- [Source records]
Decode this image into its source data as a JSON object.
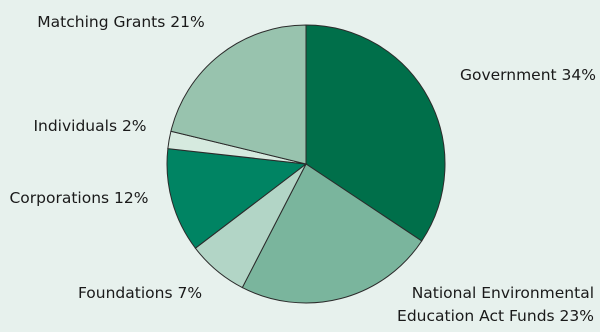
{
  "chart_data": {
    "type": "pie",
    "start_angle_deg": 90,
    "direction": "clockwise",
    "slices": [
      {
        "label": "Government",
        "value": 34,
        "text": "Government 34%",
        "color": "#006f4a"
      },
      {
        "label": "National Environmental Education Act Funds",
        "value": 23,
        "text": [
          "National Environmental",
          "Education Act Funds 23%"
        ],
        "color": "#7ab59d"
      },
      {
        "label": "Foundations",
        "value": 7,
        "text": "Foundations 7%",
        "color": "#b2d5c6"
      },
      {
        "label": "Corporations",
        "value": 12,
        "text": "Corporations 12%",
        "color": "#008463"
      },
      {
        "label": "Individuals",
        "value": 2,
        "text": "Individuals 2%",
        "color": "#d6eadf"
      },
      {
        "label": "Matching Grants",
        "value": 21,
        "text": "Matching Grants 21%",
        "color": "#98c3ae"
      }
    ]
  }
}
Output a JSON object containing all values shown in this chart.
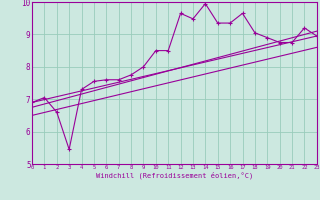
{
  "bg_color": "#cce8e0",
  "line_color": "#990099",
  "grid_color": "#99ccbb",
  "xlabel": "Windchill (Refroidissement éolien,°C)",
  "xlim": [
    0,
    23
  ],
  "ylim": [
    5,
    10
  ],
  "xticks": [
    0,
    1,
    2,
    3,
    4,
    5,
    6,
    7,
    8,
    9,
    10,
    11,
    12,
    13,
    14,
    15,
    16,
    17,
    18,
    19,
    20,
    21,
    22,
    23
  ],
  "yticks": [
    5,
    6,
    7,
    8,
    9,
    10
  ],
  "main_x": [
    0,
    1,
    2,
    3,
    4,
    5,
    6,
    7,
    8,
    9,
    10,
    11,
    12,
    13,
    14,
    15,
    16,
    17,
    18,
    19,
    20,
    21,
    22,
    23
  ],
  "main_y": [
    6.9,
    7.05,
    6.6,
    5.45,
    7.3,
    7.55,
    7.6,
    7.6,
    7.75,
    8.0,
    8.5,
    8.5,
    9.65,
    9.48,
    9.95,
    9.35,
    9.35,
    9.65,
    9.05,
    8.9,
    8.75,
    8.75,
    9.2,
    8.95
  ],
  "line1_x": [
    0,
    23
  ],
  "line1_y": [
    6.9,
    8.95
  ],
  "line2_x": [
    0,
    23
  ],
  "line2_y": [
    6.75,
    9.1
  ],
  "line3_x": [
    0,
    23
  ],
  "line3_y": [
    6.5,
    8.6
  ]
}
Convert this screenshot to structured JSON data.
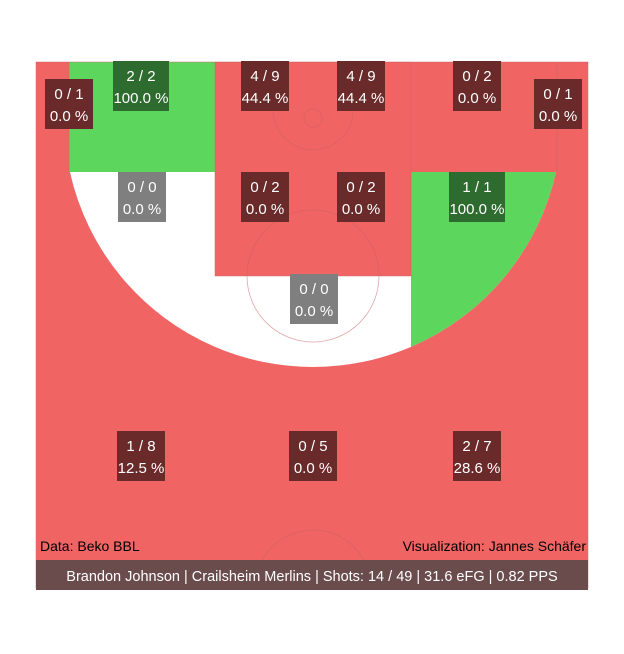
{
  "colors": {
    "hot": "#5cd65c",
    "cold": "#f06464",
    "neutral": "#ffffff",
    "hot_label": "#2e6b2e",
    "cold_label": "#6b2a2a",
    "neutral_label": "#7f7f7f",
    "footer_bg": "#6b4c4c",
    "line": "#c86060"
  },
  "chart_data": {
    "type": "heatmap",
    "zones": [
      {
        "id": "left-corner-three",
        "made": 0,
        "attempts": 1,
        "pct": "0.0 %"
      },
      {
        "id": "left-short-corner",
        "made": 2,
        "attempts": 2,
        "pct": "100.0 %"
      },
      {
        "id": "paint-left-low",
        "made": 4,
        "attempts": 9,
        "pct": "44.4 %"
      },
      {
        "id": "paint-right-low",
        "made": 4,
        "attempts": 9,
        "pct": "44.4 %"
      },
      {
        "id": "right-short-corner",
        "made": 0,
        "attempts": 2,
        "pct": "0.0 %"
      },
      {
        "id": "right-corner-three",
        "made": 0,
        "attempts": 1,
        "pct": "0.0 %"
      },
      {
        "id": "left-midrange-wing",
        "made": 0,
        "attempts": 0,
        "pct": "0.0 %"
      },
      {
        "id": "paint-left-high",
        "made": 0,
        "attempts": 2,
        "pct": "0.0 %"
      },
      {
        "id": "paint-right-high",
        "made": 0,
        "attempts": 2,
        "pct": "0.0 %"
      },
      {
        "id": "right-midrange-wing",
        "made": 1,
        "attempts": 1,
        "pct": "100.0 %"
      },
      {
        "id": "top-key",
        "made": 0,
        "attempts": 0,
        "pct": "0.0 %"
      },
      {
        "id": "left-wing-three",
        "made": 1,
        "attempts": 8,
        "pct": "12.5 %"
      },
      {
        "id": "top-three",
        "made": 0,
        "attempts": 5,
        "pct": "0.0 %"
      },
      {
        "id": "right-wing-three",
        "made": 2,
        "attempts": 7,
        "pct": "28.6 %"
      }
    ]
  },
  "labels": [
    {
      "zone": "left-corner-three",
      "line1": "0 / 1",
      "line2": "0.0 %",
      "tone": "cold"
    },
    {
      "zone": "left-short-corner",
      "line1": "2 / 2",
      "line2": "100.0 %",
      "tone": "hot"
    },
    {
      "zone": "paint-left-low",
      "line1": "4 / 9",
      "line2": "44.4 %",
      "tone": "cold"
    },
    {
      "zone": "paint-right-low",
      "line1": "4 / 9",
      "line2": "44.4 %",
      "tone": "cold"
    },
    {
      "zone": "right-short-corner",
      "line1": "0 / 2",
      "line2": "0.0 %",
      "tone": "cold"
    },
    {
      "zone": "right-corner-three",
      "line1": "0 / 1",
      "line2": "0.0 %",
      "tone": "cold"
    },
    {
      "zone": "left-midrange-wing",
      "line1": "0 / 0",
      "line2": "0.0 %",
      "tone": "neutral"
    },
    {
      "zone": "paint-left-high",
      "line1": "0 / 2",
      "line2": "0.0 %",
      "tone": "cold"
    },
    {
      "zone": "paint-right-high",
      "line1": "0 / 2",
      "line2": "0.0 %",
      "tone": "cold"
    },
    {
      "zone": "right-midrange-wing",
      "line1": "1 / 1",
      "line2": "100.0 %",
      "tone": "hot"
    },
    {
      "zone": "top-key",
      "line1": "0 / 0",
      "line2": "0.0 %",
      "tone": "neutral"
    },
    {
      "zone": "left-wing-three",
      "line1": "1 / 8",
      "line2": "12.5 %",
      "tone": "cold"
    },
    {
      "zone": "top-three",
      "line1": "0 / 5",
      "line2": "0.0 %",
      "tone": "cold"
    },
    {
      "zone": "right-wing-three",
      "line1": "2 / 7",
      "line2": "28.6 %",
      "tone": "cold"
    }
  ],
  "annotations": {
    "data_source": "Data: Beko BBL",
    "visualization": "Visualization: Jannes Schäfer",
    "footer": "Brandon Johnson | Crailsheim Merlins | Shots: 14 / 49 | 31.6 eFG | 0.82 PPS"
  }
}
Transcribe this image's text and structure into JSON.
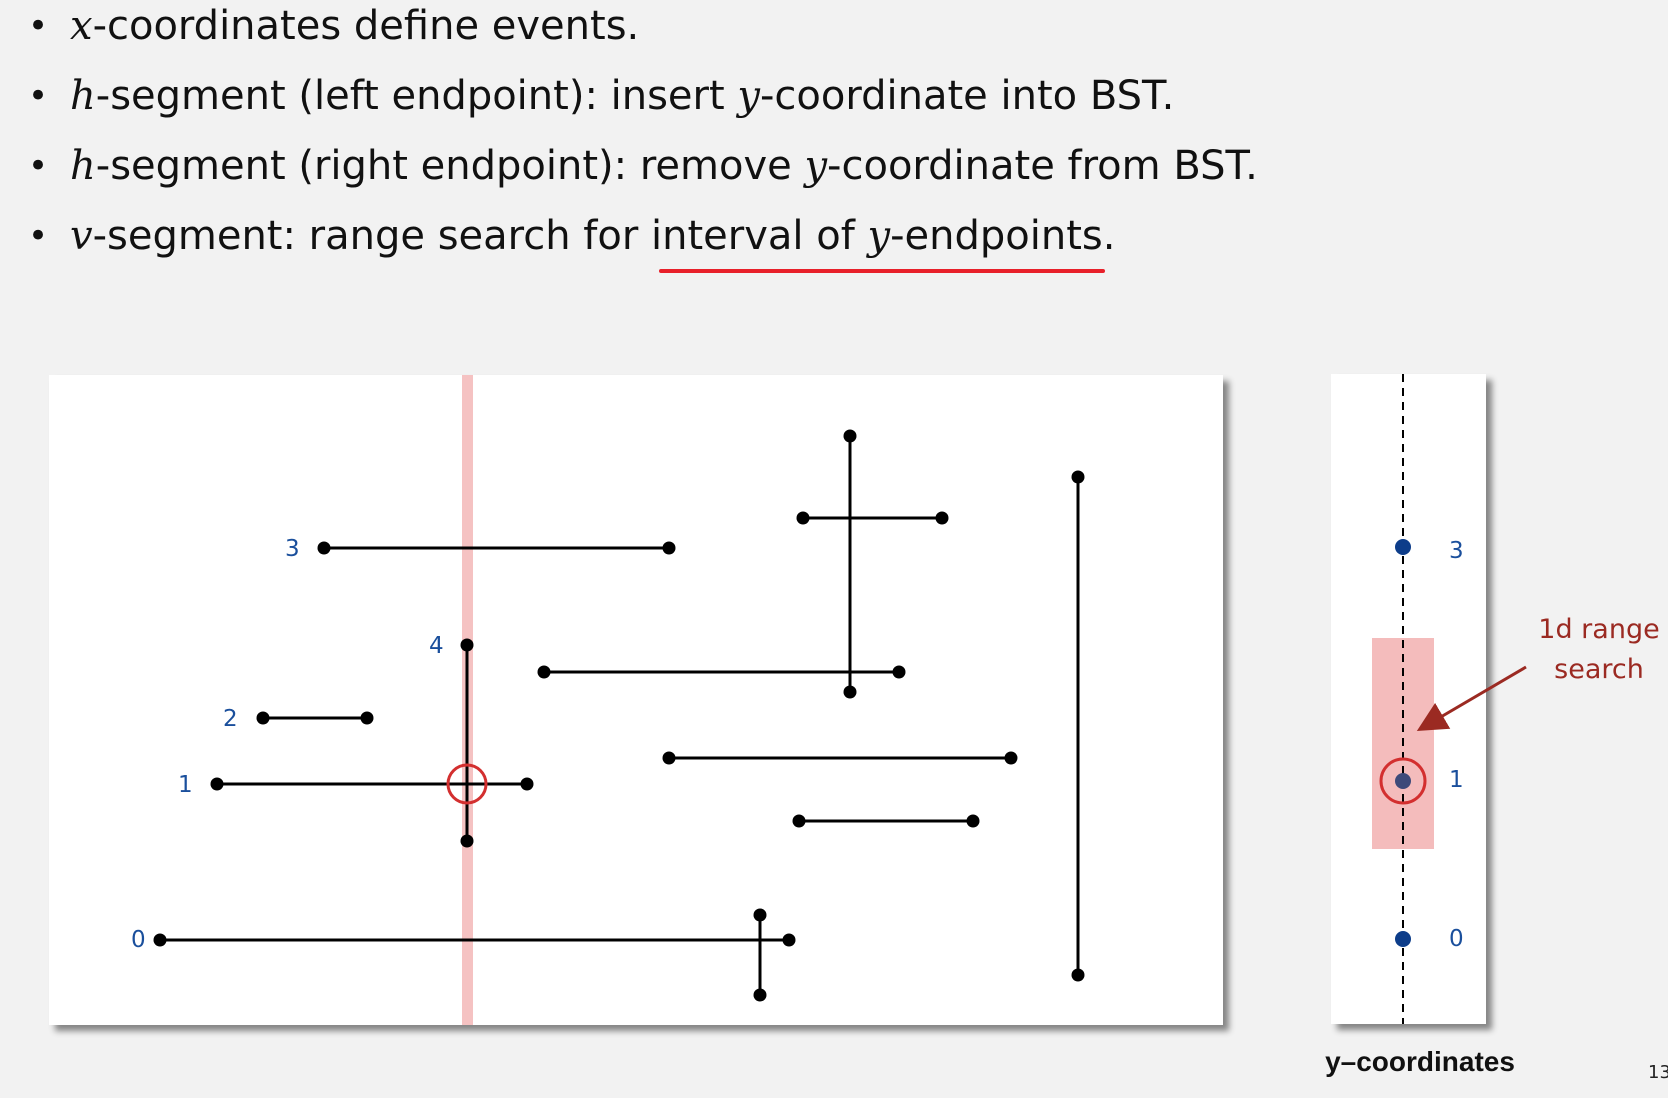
{
  "bullets": [
    {
      "var": "x",
      "text": "-coordinates define events."
    },
    {
      "var": "h",
      "text": "-segment (left endpoint):  insert ",
      "var2": "y",
      "text2": "-coordinate into BST."
    },
    {
      "var": "h",
      "text": "-segment (right endpoint):  remove ",
      "var2": "y",
      "text2": "-coordinate from BST."
    },
    {
      "var": "v",
      "text": "-segment:  range search for ",
      "ul_a": "interval of ",
      "ul_var": "y",
      "ul_b": "-endpoints",
      "tail": "."
    }
  ],
  "bullet_symbol": "•",
  "segment_labels": [
    "0",
    "1",
    "2",
    "3",
    "4"
  ],
  "y_labels": [
    "3",
    "1",
    "0"
  ],
  "y_caption": "y–coordinates",
  "range_label_line1": "1d range",
  "range_label_line2": "search",
  "page_number": "13",
  "colors": {
    "background": "#f2f2f2",
    "sweep_line": "#f5c2c2",
    "highlight_circle": "#d32f2f",
    "label_blue": "#1a4f9c",
    "annotation_red": "#9b2a22",
    "point_blue": "#0d3d8a",
    "range_box": "#f4bcbc",
    "underline": "#e8202a"
  }
}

- [Short problem]
Every record is to be reproduced exactly, with no pictures included.

- [Reply to the task]
Decode this image into its source data as a JSON object.
{
  "chart_data": {
    "type": "pie",
    "start_angle_deg": 90,
    "direction": "clockwise",
    "slices": [
      {
        "label": "Government",
        "value": 34,
        "text": "Government 34%",
        "color": "#006f4a"
      },
      {
        "label": "National Environmental Education Act Funds",
        "value": 23,
        "text": [
          "National Environmental",
          "Education Act Funds 23%"
        ],
        "color": "#7ab59d"
      },
      {
        "label": "Foundations",
        "value": 7,
        "text": "Foundations 7%",
        "color": "#b2d5c6"
      },
      {
        "label": "Corporations",
        "value": 12,
        "text": "Corporations 12%",
        "color": "#008463"
      },
      {
        "label": "Individuals",
        "value": 2,
        "text": "Individuals 2%",
        "color": "#d6eadf"
      },
      {
        "label": "Matching Grants",
        "value": 21,
        "text": "Matching Grants 21%",
        "color": "#98c3ae"
      }
    ]
  }
}
Output a JSON object containing all values shown in this chart.
{
  "bg_color": "#cce8e0",
  "line_color": "#990099",
  "grid_color": "#99ccbb",
  "xlabel": "Windchill (Refroidissement éolien,°C)",
  "xlim": [
    0,
    23
  ],
  "ylim": [
    5,
    10
  ],
  "xticks": [
    0,
    1,
    2,
    3,
    4,
    5,
    6,
    7,
    8,
    9,
    10,
    11,
    12,
    13,
    14,
    15,
    16,
    17,
    18,
    19,
    20,
    21,
    22,
    23
  ],
  "yticks": [
    5,
    6,
    7,
    8,
    9,
    10
  ],
  "main_x": [
    0,
    1,
    2,
    3,
    4,
    5,
    6,
    7,
    8,
    9,
    10,
    11,
    12,
    13,
    14,
    15,
    16,
    17,
    18,
    19,
    20,
    21,
    22,
    23
  ],
  "main_y": [
    6.9,
    7.05,
    6.6,
    5.45,
    7.3,
    7.55,
    7.6,
    7.6,
    7.75,
    8.0,
    8.5,
    8.5,
    9.65,
    9.48,
    9.95,
    9.35,
    9.35,
    9.65,
    9.05,
    8.9,
    8.75,
    8.75,
    9.2,
    8.95
  ],
  "line1_x": [
    0,
    23
  ],
  "line1_y": [
    6.9,
    8.95
  ],
  "line2_x": [
    0,
    23
  ],
  "line2_y": [
    6.75,
    9.1
  ],
  "line3_x": [
    0,
    23
  ],
  "line3_y": [
    6.5,
    8.6
  ]
}
Convert this screenshot to structured JSON data.
{
  "colors": {
    "hot": "#5cd65c",
    "cold": "#f06464",
    "neutral": "#ffffff",
    "hot_label": "#2e6b2e",
    "cold_label": "#6b2a2a",
    "neutral_label": "#7f7f7f",
    "footer_bg": "#6b4c4c",
    "line": "#c86060"
  },
  "chart_data": {
    "type": "heatmap",
    "zones": [
      {
        "id": "left-corner-three",
        "made": 0,
        "attempts": 1,
        "pct": "0.0 %"
      },
      {
        "id": "left-short-corner",
        "made": 2,
        "attempts": 2,
        "pct": "100.0 %"
      },
      {
        "id": "paint-left-low",
        "made": 4,
        "attempts": 9,
        "pct": "44.4 %"
      },
      {
        "id": "paint-right-low",
        "made": 4,
        "attempts": 9,
        "pct": "44.4 %"
      },
      {
        "id": "right-short-corner",
        "made": 0,
        "attempts": 2,
        "pct": "0.0 %"
      },
      {
        "id": "right-corner-three",
        "made": 0,
        "attempts": 1,
        "pct": "0.0 %"
      },
      {
        "id": "left-midrange-wing",
        "made": 0,
        "attempts": 0,
        "pct": "0.0 %"
      },
      {
        "id": "paint-left-high",
        "made": 0,
        "attempts": 2,
        "pct": "0.0 %"
      },
      {
        "id": "paint-right-high",
        "made": 0,
        "attempts": 2,
        "pct": "0.0 %"
      },
      {
        "id": "right-midrange-wing",
        "made": 1,
        "attempts": 1,
        "pct": "100.0 %"
      },
      {
        "id": "top-key",
        "made": 0,
        "attempts": 0,
        "pct": "0.0 %"
      },
      {
        "id": "left-wing-three",
        "made": 1,
        "attempts": 8,
        "pct": "12.5 %"
      },
      {
        "id": "top-three",
        "made": 0,
        "attempts": 5,
        "pct": "0.0 %"
      },
      {
        "id": "right-wing-three",
        "made": 2,
        "attempts": 7,
        "pct": "28.6 %"
      }
    ]
  },
  "labels": [
    {
      "zone": "left-corner-three",
      "line1": "0 / 1",
      "line2": "0.0 %",
      "tone": "cold"
    },
    {
      "zone": "left-short-corner",
      "line1": "2 / 2",
      "line2": "100.0 %",
      "tone": "hot"
    },
    {
      "zone": "paint-left-low",
      "line1": "4 / 9",
      "line2": "44.4 %",
      "tone": "cold"
    },
    {
      "zone": "paint-right-low",
      "line1": "4 / 9",
      "line2": "44.4 %",
      "tone": "cold"
    },
    {
      "zone": "right-short-corner",
      "line1": "0 / 2",
      "line2": "0.0 %",
      "tone": "cold"
    },
    {
      "zone": "right-corner-three",
      "line1": "0 / 1",
      "line2": "0.0 %",
      "tone": "cold"
    },
    {
      "zone": "left-midrange-wing",
      "line1": "0 / 0",
      "line2": "0.0 %",
      "tone": "neutral"
    },
    {
      "zone": "paint-left-high",
      "line1": "0 / 2",
      "line2": "0.0 %",
      "tone": "cold"
    },
    {
      "zone": "paint-right-high",
      "line1": "0 / 2",
      "line2": "0.0 %",
      "tone": "cold"
    },
    {
      "zone": "right-midrange-wing",
      "line1": "1 / 1",
      "line2": "100.0 %",
      "tone": "hot"
    },
    {
      "zone": "top-key",
      "line1": "0 / 0",
      "line2": "0.0 %",
      "tone": "neutral"
    },
    {
      "zone": "left-wing-three",
      "line1": "1 / 8",
      "line2": "12.5 %",
      "tone": "cold"
    },
    {
      "zone": "top-three",
      "line1": "0 / 5",
      "line2": "0.0 %",
      "tone": "cold"
    },
    {
      "zone": "right-wing-three",
      "line1": "2 / 7",
      "line2": "28.6 %",
      "tone": "cold"
    }
  ],
  "annotations": {
    "data_source": "Data: Beko BBL",
    "visualization": "Visualization: Jannes Schäfer",
    "footer": "Brandon Johnson | Crailsheim Merlins | Shots: 14 / 49 | 31.6 eFG | 0.82 PPS"
  }
}
Transcribe this image's text and structure into JSON.
{
  "bullets": [
    {
      "var": "x",
      "text": "-coordinates define events."
    },
    {
      "var": "h",
      "text": "-segment (left endpoint):  insert ",
      "var2": "y",
      "text2": "-coordinate into BST."
    },
    {
      "var": "h",
      "text": "-segment (right endpoint):  remove ",
      "var2": "y",
      "text2": "-coordinate from BST."
    },
    {
      "var": "v",
      "text": "-segment:  range search for ",
      "ul_a": "interval of ",
      "ul_var": "y",
      "ul_b": "-endpoints",
      "tail": "."
    }
  ],
  "bullet_symbol": "•",
  "segment_labels": [
    "0",
    "1",
    "2",
    "3",
    "4"
  ],
  "y_labels": [
    "3",
    "1",
    "0"
  ],
  "y_caption": "y–coordinates",
  "range_label_line1": "1d range",
  "range_label_line2": "search",
  "page_number": "13",
  "colors": {
    "background": "#f2f2f2",
    "sweep_line": "#f5c2c2",
    "highlight_circle": "#d32f2f",
    "label_blue": "#1a4f9c",
    "annotation_red": "#9b2a22",
    "point_blue": "#0d3d8a",
    "range_box": "#f4bcbc",
    "underline": "#e8202a"
  }
}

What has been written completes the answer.